#### SELECTED PASSAGE:
Music Schedule Of Events


This appeared on PardonJohnnyCash.com - November 3, 2007

Marty Stuart is on fire creatively. He has recorded the four best albums of his career with his band, the Fabulous Superlatives, and has put on some of the best shows of his career. But he will be the first to tell you that his current achievements would never have been possible if he hadn’t walked every single mile of the highway that got him here. And he never would have made it if not for the mentors who showed the way and the partners who walked beside him. Those are his “Compadres,” and his story can’t be told without them.

The 15 tracks on his new album, Compadres, tell that story. It would be a mistake to call it a “duets album,” for the instrumental interplay with Lester Flatt, Steve Earle and the Old Crow Medicine Show is as important as the vocal give and take with Johnny Cash and Mavis Staples. It’s an album of collaborations with the artists who have meant the most to him over the years.

Stuart was just a 13-year-old kid from Philadelphia, Mississippi, when he joined Lester Flatt & the Nashville Grass in 1972. The teenager’s mandolin solo on Bill Monroe’s “Rawhide” became his showcase number with the band and was captured at a 1974 concert at Vanderbilt University for Flatt’s Live! Bluegrass Festival album. Stuart never abandoned his bluegrass roots and often collaborated with such string-band legends as Earl Scruggs (heard here on “Mr. John Henry, the Steel Driving Man” from Stuart’s 1999 album, The Pilgrim); Del McCoury (heard here on “Let Us Travel, Travel On” from the 2003 tribute album, Livin’ Lovin’ Losin’: Songs of the Louvin Brothers); and the Old Crow Medicine Show (heard here on a brand new version of the Who’s “I Can See for Miles”).Stuart stayed with Flatt till 1978 and then joined the Johnny Cash Show in 1980. The traveling troupe included June Carter, the Carter Family and the Tennessee Three, and Stuart often sang Jimmie Skinner’s prison song, “Doin’ My Time,” as a duet with Cash. The two men later recreated it for Stuart’s 1992 album, This One’s Gonna Hurt You. Cash was perhaps the biggest influence on Stuart, but the youngster absorbed lessons like a sponge from great singers like George Jones (“One Woman Man” is from Jones’ 1991 album, The Bradley Barn Sessions) and Merle Haggard (“Farmer’s Blues” is from Stuart’s 2003 album, Country Music).

#### EXTRACTED MATERIAL:
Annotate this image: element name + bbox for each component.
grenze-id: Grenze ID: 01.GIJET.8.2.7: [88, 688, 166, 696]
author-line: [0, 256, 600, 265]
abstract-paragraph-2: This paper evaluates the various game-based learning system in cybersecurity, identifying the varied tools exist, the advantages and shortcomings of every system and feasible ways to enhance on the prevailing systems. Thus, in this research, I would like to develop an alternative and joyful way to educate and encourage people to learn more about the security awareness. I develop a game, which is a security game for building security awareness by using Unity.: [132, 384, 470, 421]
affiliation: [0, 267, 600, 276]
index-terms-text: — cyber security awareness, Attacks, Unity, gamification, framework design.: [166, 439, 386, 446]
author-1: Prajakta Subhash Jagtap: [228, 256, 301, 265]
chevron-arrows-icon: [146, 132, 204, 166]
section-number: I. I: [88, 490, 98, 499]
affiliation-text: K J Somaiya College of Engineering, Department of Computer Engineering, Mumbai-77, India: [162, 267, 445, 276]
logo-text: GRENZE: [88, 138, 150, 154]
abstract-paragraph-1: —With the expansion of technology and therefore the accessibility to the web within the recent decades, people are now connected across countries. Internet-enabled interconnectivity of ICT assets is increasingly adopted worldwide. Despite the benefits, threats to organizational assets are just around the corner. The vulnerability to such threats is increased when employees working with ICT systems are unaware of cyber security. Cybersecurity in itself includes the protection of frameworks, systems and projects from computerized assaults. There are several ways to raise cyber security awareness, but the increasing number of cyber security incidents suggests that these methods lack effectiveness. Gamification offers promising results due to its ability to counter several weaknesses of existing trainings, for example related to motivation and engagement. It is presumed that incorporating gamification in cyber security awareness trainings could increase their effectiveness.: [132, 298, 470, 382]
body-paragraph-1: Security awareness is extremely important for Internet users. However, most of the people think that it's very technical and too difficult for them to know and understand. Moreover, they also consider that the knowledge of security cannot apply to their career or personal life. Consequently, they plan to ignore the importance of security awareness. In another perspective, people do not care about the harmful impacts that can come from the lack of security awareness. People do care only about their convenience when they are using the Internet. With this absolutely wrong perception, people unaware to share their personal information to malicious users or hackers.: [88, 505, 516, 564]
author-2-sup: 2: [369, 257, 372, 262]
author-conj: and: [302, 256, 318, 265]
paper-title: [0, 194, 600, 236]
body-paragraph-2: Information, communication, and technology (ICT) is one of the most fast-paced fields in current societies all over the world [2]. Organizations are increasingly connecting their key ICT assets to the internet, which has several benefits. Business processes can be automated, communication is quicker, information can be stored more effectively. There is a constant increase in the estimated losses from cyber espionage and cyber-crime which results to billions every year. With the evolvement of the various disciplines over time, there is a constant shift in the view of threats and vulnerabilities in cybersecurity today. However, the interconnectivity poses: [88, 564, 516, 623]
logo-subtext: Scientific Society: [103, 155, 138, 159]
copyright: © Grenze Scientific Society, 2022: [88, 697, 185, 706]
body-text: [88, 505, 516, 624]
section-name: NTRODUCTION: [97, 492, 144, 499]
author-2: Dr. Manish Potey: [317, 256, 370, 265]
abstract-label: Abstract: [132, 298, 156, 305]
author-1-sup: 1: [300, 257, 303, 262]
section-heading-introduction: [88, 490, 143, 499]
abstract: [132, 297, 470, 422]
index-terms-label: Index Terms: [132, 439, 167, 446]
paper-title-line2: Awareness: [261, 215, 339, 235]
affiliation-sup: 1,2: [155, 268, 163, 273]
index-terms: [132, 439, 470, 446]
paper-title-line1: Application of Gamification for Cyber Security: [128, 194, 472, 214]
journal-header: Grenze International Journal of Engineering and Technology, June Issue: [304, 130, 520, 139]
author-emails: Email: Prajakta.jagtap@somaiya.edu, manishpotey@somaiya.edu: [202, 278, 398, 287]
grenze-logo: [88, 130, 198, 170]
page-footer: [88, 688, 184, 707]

#### PROBLEM STATEMENT:
Pick up the article on Marty Stuart's album Compadres, placed above the entries, and continue it from its last sentence.

#### EXPECTED ANSWER:
Among Stuart’s most important compadres were his fellow Mississippians, B.B. King and the Staple Singers. Stuart sang “Confessin’ the Blues” with King on the latter’s 1997 album, Deuces Wild. He recast the Band’s “The Weight” with the Staple Singers for the 1994 album, Rhythm, Country & Blues. Mavis Staples helped sing “Move Along Train” on Stuart’s 2005 album, Souls Chapel.

After serving his apprenticeships with Flatt and Cash, Stuart felt ready to pursue a solo career. In 1986, he released Marty Stuart on Columbia and enjoyed his first top-20 single. The media dubbed him a member of the “Class of 1986,” grouping him with Steve Earle, Dwight Yoakam, Lyle Lovett and Randy Travis, four more singers who emerged that year with a modern take on traditional country. Compadres showcases Stuart and Earle on “Crying, Waiting, Hoping” from the 1996 tribute album, Not Fade Away (Remembering Buddy Holly). Yoakam and Travis joined Stuart, Ricky Skaggs, Emmylou Harris and many others on “Same Old Train” from the 1998 album, Tribute to Tradition.Stuart enjoyed his greatest stretch of chart success in the early ‘90s when he recorded for MCA. He had top-10 solo singles such as “Hillbilly Rock,” “Tempted” and “Burn Me Down,” but he also formed a fruitful partnership with another young traditionalist, Travis Tritt. They had top-10 success with such duets as “The Whiskey Ain’t Workin’ ” (included on Compadres). The MCA years ended with Stuart’s masterful concept album, 1999’s The Pilgrim. In the course of producing and co-writing the 1998 comeback album, Connie Smith, Stuart fell in love with the legendary singer and married her. “Hearts Like Ours,” a ballad from that album, has now been turned into a duet with a new vocal from Stuart. Smith’s favorite singer, Loretta Lynn, joins Stuart on a brand-new version of Dallas Frazier’s “Will You Visit Me on Sunday.”

Don’t call them guest stars. These singers and pickers are Stuart’s compadres. They have been his teachers and classmates, his heroes and peers, his buddies and brothers. In the music they made together, you can hear their common quest to keep traditional American music alive and vital.